EXERCISE:
Which lines contain the string "title"? Please list every one of them.

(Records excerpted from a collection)
===============

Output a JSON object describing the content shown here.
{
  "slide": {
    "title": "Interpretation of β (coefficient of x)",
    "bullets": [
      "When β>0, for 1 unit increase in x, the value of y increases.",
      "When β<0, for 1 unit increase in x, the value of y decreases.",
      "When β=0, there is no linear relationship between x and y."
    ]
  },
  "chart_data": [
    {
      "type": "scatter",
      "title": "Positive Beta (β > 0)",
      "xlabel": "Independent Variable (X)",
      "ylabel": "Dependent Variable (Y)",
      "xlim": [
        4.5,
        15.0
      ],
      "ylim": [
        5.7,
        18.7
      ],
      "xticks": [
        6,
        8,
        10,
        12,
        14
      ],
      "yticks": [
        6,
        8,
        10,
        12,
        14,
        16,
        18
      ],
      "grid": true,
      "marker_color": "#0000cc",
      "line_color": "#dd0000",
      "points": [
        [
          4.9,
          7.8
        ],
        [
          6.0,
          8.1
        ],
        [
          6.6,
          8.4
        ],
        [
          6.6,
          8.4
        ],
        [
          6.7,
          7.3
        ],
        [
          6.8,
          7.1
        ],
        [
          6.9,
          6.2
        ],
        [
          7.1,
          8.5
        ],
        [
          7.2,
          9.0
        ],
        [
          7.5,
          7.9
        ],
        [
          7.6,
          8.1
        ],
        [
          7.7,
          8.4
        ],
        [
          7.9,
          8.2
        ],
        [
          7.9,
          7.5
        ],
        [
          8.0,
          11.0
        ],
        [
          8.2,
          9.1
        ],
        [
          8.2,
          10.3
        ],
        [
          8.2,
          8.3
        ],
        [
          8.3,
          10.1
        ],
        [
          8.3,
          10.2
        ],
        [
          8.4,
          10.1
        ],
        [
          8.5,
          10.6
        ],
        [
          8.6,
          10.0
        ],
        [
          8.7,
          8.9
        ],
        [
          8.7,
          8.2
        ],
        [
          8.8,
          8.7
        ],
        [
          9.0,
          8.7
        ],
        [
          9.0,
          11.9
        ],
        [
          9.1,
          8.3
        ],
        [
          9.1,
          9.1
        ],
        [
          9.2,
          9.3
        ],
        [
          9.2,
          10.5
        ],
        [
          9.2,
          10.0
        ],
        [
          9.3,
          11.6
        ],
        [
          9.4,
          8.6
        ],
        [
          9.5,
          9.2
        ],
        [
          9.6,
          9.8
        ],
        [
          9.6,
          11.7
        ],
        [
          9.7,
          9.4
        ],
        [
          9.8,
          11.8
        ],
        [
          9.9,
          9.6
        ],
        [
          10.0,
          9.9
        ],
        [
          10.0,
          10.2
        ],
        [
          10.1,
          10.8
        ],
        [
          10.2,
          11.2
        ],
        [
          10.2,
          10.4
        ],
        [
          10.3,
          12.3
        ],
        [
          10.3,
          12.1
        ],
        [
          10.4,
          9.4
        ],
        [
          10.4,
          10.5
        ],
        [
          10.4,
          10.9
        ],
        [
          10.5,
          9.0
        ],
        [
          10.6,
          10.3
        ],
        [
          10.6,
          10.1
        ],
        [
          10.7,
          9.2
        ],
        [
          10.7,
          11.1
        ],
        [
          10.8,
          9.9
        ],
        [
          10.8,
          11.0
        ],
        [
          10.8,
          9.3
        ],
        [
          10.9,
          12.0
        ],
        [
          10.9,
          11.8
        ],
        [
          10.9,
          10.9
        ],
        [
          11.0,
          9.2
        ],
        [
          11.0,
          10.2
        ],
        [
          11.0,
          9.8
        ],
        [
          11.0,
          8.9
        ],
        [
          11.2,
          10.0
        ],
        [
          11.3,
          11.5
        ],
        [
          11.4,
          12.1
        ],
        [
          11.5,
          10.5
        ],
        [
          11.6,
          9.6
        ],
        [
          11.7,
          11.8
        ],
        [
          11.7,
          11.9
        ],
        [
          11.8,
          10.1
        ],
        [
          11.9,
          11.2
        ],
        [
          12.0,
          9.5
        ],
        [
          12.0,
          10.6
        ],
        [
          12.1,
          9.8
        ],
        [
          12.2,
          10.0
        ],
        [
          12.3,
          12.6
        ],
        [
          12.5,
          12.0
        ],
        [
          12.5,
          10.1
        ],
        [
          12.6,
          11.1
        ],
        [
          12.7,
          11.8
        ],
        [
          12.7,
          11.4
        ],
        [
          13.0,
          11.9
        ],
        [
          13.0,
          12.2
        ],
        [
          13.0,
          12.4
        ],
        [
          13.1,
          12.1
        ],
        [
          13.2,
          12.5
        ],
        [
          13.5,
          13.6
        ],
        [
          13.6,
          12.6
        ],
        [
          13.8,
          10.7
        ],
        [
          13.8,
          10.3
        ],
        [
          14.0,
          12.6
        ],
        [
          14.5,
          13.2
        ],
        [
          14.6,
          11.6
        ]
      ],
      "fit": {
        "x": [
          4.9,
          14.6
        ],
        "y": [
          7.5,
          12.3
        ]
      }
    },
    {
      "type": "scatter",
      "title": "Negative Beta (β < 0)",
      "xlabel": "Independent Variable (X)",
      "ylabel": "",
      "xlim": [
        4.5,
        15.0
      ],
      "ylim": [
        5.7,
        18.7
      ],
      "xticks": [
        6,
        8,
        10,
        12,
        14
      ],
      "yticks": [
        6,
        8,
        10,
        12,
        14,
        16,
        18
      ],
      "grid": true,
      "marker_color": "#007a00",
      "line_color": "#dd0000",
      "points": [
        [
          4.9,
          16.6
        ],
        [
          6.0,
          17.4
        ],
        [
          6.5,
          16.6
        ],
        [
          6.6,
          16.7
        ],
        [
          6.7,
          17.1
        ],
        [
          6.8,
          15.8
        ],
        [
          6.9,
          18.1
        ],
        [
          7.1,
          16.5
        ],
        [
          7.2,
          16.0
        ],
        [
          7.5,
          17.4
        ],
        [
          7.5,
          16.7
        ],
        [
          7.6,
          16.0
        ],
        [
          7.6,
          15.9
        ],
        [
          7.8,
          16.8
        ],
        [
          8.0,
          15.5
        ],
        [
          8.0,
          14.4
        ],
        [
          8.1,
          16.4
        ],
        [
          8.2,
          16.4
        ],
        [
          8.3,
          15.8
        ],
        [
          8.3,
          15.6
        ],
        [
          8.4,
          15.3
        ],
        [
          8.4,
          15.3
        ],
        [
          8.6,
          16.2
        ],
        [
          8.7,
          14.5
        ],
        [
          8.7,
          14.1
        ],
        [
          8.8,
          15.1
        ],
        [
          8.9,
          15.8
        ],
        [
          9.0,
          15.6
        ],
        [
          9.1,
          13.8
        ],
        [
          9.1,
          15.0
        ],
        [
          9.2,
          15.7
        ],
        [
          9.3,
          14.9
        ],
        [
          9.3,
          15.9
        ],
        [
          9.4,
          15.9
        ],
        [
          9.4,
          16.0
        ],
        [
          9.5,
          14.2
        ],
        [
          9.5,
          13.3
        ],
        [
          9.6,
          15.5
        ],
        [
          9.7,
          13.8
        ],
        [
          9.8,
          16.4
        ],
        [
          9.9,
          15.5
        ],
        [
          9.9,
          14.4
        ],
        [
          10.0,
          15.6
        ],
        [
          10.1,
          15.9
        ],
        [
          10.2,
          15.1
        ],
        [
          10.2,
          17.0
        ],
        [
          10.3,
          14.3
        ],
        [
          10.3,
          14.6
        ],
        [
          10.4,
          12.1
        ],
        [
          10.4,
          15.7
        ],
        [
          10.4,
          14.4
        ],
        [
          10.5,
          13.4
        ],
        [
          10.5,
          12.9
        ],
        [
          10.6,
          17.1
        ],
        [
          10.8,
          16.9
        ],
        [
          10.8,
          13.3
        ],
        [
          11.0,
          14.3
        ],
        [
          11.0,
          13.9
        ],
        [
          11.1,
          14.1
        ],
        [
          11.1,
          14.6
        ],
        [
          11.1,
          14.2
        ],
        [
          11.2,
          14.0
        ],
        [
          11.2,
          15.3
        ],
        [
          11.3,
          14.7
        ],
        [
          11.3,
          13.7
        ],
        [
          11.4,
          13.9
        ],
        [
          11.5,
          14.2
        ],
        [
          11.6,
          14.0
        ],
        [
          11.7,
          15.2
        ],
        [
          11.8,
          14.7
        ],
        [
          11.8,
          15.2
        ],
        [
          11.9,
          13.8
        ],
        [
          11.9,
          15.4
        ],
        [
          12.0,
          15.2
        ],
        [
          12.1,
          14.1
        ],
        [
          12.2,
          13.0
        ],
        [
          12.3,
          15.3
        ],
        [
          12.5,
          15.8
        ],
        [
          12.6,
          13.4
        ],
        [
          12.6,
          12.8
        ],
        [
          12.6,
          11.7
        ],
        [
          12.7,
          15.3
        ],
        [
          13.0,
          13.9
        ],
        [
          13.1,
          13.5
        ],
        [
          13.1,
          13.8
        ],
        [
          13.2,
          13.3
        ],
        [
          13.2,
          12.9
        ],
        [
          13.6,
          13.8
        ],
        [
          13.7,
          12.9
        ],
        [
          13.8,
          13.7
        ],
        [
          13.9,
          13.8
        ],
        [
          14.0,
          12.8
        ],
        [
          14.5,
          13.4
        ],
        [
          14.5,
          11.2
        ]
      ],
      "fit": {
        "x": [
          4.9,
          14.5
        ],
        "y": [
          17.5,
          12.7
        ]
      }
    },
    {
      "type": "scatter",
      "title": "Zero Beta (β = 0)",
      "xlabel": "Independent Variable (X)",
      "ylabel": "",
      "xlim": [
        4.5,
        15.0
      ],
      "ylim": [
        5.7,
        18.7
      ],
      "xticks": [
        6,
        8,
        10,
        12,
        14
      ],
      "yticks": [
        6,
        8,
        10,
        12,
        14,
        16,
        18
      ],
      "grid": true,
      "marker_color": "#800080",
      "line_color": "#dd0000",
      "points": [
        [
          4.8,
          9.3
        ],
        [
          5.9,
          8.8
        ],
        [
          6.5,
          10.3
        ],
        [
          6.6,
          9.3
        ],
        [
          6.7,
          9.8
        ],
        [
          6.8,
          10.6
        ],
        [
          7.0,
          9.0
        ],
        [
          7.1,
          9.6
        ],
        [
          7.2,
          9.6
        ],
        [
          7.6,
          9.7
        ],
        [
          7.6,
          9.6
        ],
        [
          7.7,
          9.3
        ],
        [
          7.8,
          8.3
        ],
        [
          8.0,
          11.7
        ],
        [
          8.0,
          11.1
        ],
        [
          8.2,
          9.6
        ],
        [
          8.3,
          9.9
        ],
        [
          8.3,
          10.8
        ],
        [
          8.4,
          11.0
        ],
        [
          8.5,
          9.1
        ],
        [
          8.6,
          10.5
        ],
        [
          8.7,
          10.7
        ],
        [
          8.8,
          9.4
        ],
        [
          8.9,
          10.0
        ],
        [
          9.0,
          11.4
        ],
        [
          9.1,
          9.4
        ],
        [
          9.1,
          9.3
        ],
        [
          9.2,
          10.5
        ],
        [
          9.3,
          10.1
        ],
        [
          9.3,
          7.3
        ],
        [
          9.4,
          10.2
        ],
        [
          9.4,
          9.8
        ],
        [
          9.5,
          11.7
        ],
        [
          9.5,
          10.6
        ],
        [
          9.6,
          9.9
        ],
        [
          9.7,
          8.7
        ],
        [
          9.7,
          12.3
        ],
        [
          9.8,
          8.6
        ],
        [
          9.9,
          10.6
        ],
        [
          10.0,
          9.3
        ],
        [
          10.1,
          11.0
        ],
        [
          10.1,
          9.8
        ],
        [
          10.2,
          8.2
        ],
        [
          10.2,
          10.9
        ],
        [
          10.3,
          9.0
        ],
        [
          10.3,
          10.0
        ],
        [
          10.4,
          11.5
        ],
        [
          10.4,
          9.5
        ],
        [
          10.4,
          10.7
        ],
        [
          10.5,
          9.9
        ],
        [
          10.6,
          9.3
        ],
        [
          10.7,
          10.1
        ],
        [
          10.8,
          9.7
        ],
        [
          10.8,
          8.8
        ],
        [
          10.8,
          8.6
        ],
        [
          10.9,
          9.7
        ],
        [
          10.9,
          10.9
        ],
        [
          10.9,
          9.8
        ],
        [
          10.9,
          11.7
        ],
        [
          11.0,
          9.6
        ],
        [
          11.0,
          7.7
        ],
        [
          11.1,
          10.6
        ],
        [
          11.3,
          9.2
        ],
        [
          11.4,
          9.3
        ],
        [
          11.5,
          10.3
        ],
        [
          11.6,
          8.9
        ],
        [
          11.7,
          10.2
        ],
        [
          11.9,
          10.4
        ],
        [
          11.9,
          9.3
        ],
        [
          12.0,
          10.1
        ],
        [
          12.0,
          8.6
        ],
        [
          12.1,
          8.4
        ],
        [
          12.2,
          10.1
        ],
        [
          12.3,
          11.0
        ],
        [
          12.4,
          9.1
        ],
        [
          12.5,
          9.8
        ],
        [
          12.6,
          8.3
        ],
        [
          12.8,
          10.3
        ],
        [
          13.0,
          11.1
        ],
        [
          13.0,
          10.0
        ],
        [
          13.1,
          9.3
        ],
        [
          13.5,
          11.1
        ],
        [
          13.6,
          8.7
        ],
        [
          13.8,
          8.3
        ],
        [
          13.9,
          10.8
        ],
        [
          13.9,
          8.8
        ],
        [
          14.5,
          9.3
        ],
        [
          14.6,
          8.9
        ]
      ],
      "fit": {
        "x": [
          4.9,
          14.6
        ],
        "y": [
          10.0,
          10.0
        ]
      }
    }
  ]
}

===============

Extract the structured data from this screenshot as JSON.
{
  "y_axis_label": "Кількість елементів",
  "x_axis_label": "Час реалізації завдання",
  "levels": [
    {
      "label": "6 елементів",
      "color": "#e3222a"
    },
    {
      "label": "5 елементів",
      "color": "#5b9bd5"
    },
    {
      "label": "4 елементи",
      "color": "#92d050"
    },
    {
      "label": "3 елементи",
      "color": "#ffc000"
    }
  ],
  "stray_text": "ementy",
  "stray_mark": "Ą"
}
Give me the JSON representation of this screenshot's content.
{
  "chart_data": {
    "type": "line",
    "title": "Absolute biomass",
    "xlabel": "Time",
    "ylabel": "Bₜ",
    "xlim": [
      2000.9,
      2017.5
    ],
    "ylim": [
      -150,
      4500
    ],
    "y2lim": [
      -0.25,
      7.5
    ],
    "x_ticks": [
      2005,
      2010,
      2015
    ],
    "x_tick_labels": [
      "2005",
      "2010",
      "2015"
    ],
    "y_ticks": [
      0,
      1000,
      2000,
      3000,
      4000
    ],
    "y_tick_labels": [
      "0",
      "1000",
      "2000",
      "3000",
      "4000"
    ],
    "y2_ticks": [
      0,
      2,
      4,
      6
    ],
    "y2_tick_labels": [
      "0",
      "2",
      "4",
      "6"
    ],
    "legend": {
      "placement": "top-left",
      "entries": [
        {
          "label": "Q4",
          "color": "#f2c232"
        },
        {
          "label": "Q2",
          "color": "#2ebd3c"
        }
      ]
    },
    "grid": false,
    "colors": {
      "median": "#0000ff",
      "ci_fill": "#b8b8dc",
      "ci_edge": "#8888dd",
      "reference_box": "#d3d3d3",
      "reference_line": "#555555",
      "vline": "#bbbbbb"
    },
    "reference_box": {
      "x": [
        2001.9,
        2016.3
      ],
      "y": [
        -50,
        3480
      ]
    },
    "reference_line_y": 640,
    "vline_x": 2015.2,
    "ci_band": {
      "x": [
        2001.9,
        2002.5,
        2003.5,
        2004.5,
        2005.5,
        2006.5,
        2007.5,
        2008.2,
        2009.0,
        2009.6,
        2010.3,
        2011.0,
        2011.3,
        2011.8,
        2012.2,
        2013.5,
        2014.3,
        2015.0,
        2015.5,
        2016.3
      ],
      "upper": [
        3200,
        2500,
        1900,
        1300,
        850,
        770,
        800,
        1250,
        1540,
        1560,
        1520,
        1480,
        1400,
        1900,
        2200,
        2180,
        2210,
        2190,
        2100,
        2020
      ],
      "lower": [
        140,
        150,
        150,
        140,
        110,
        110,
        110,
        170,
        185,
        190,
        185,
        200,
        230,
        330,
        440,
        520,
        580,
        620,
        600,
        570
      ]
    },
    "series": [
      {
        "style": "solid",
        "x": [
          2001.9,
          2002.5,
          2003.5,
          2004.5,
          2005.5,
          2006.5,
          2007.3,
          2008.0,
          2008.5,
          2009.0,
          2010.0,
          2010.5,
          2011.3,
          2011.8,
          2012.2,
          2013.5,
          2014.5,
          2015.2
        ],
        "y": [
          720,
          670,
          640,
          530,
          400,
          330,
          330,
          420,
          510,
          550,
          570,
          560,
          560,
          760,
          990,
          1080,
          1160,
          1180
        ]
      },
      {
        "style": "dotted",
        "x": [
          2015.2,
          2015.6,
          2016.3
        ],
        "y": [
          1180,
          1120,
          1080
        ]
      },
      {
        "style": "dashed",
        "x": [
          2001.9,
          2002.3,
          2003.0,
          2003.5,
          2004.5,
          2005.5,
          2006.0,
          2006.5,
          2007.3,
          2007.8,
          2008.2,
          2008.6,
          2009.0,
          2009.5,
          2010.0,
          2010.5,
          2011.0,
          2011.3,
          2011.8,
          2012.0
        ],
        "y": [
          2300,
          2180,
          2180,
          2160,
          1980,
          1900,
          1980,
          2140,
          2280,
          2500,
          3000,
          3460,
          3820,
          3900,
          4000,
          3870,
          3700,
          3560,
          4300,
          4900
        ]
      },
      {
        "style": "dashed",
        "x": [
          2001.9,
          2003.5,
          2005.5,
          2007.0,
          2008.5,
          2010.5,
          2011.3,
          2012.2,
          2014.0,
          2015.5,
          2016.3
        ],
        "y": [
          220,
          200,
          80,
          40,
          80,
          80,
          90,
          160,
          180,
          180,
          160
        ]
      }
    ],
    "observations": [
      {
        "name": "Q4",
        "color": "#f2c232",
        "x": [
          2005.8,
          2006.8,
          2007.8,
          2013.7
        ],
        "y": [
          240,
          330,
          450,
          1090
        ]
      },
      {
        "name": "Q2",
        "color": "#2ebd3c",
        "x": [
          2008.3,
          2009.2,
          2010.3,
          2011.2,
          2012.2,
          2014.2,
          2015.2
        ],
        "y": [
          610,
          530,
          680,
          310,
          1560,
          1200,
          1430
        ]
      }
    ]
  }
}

===============

PROBLEM SOLUTION:
    "title": "Interpretation of β (coefficient of x)",
      "title": "Positive Beta (β > 0)",
      "title": "Negative Beta (β < 0)",
      "title": "Zero Beta (β = 0)",
    "title": "Absolute biomass",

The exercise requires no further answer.